**Your instructions**
Give the listing again in full, exactly as written.

**Data to use**
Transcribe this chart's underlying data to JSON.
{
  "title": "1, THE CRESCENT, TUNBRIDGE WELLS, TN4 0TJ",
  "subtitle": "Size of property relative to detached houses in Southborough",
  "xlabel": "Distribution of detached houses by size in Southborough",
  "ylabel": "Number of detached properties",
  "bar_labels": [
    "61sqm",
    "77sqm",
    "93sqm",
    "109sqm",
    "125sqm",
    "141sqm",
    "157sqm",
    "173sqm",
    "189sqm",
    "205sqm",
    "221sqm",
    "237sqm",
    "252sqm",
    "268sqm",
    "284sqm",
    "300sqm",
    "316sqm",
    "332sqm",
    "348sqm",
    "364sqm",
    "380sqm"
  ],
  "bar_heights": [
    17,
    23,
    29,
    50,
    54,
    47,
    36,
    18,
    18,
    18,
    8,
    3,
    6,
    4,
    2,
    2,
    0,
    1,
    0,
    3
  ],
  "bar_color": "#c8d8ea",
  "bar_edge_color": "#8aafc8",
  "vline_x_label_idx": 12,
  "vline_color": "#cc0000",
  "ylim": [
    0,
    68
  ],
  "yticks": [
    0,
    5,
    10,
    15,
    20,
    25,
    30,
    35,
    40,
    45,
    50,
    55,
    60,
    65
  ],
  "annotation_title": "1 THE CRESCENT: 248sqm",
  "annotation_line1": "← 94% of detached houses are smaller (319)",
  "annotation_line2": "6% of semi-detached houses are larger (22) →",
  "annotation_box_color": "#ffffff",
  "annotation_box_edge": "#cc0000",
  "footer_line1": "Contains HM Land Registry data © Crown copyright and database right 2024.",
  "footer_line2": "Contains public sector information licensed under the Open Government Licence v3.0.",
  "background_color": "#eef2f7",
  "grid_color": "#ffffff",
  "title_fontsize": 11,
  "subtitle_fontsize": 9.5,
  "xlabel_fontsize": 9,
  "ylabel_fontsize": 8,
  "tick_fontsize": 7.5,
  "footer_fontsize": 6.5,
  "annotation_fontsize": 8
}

**Response below**
Transcribe this chart's underlying data to JSON.
{
  "title": "1, THE CRESCENT, TUNBRIDGE WELLS, TN4 0TJ",
  "subtitle": "Size of property relative to detached houses in Southborough",
  "xlabel": "Distribution of detached houses by size in Southborough",
  "ylabel": "Number of detached properties",
  "bar_labels": [
    "61sqm",
    "77sqm",
    "93sqm",
    "109sqm",
    "125sqm",
    "141sqm",
    "157sqm",
    "173sqm",
    "189sqm",
    "205sqm",
    "221sqm",
    "237sqm",
    "252sqm",
    "268sqm",
    "284sqm",
    "300sqm",
    "316sqm",
    "332sqm",
    "348sqm",
    "364sqm",
    "380sqm"
  ],
  "bar_heights": [
    17,
    23,
    29,
    50,
    54,
    47,
    36,
    18,
    18,
    18,
    8,
    3,
    6,
    4,
    2,
    2,
    0,
    1,
    0,
    3
  ],
  "bar_color": "#c8d8ea",
  "bar_edge_color": "#8aafc8",
  "vline_x_label_idx": 12,
  "vline_color": "#cc0000",
  "ylim": [
    0,
    68
  ],
  "yticks": [
    0,
    5,
    10,
    15,
    20,
    25,
    30,
    35,
    40,
    45,
    50,
    55,
    60,
    65
  ],
  "annotation_title": "1 THE CRESCENT: 248sqm",
  "annotation_line1": "← 94% of detached houses are smaller (319)",
  "annotation_line2": "6% of semi-detached houses are larger (22) →",
  "annotation_box_color": "#ffffff",
  "annotation_box_edge": "#cc0000",
  "footer_line1": "Contains HM Land Registry data © Crown copyright and database right 2024.",
  "footer_line2": "Contains public sector information licensed under the Open Government Licence v3.0.",
  "background_color": "#eef2f7",
  "grid_color": "#ffffff",
  "title_fontsize": 11,
  "subtitle_fontsize": 9.5,
  "xlabel_fontsize": 9,
  "ylabel_fontsize": 8,
  "tick_fontsize": 7.5,
  "footer_fontsize": 6.5,
  "annotation_fontsize": 8
}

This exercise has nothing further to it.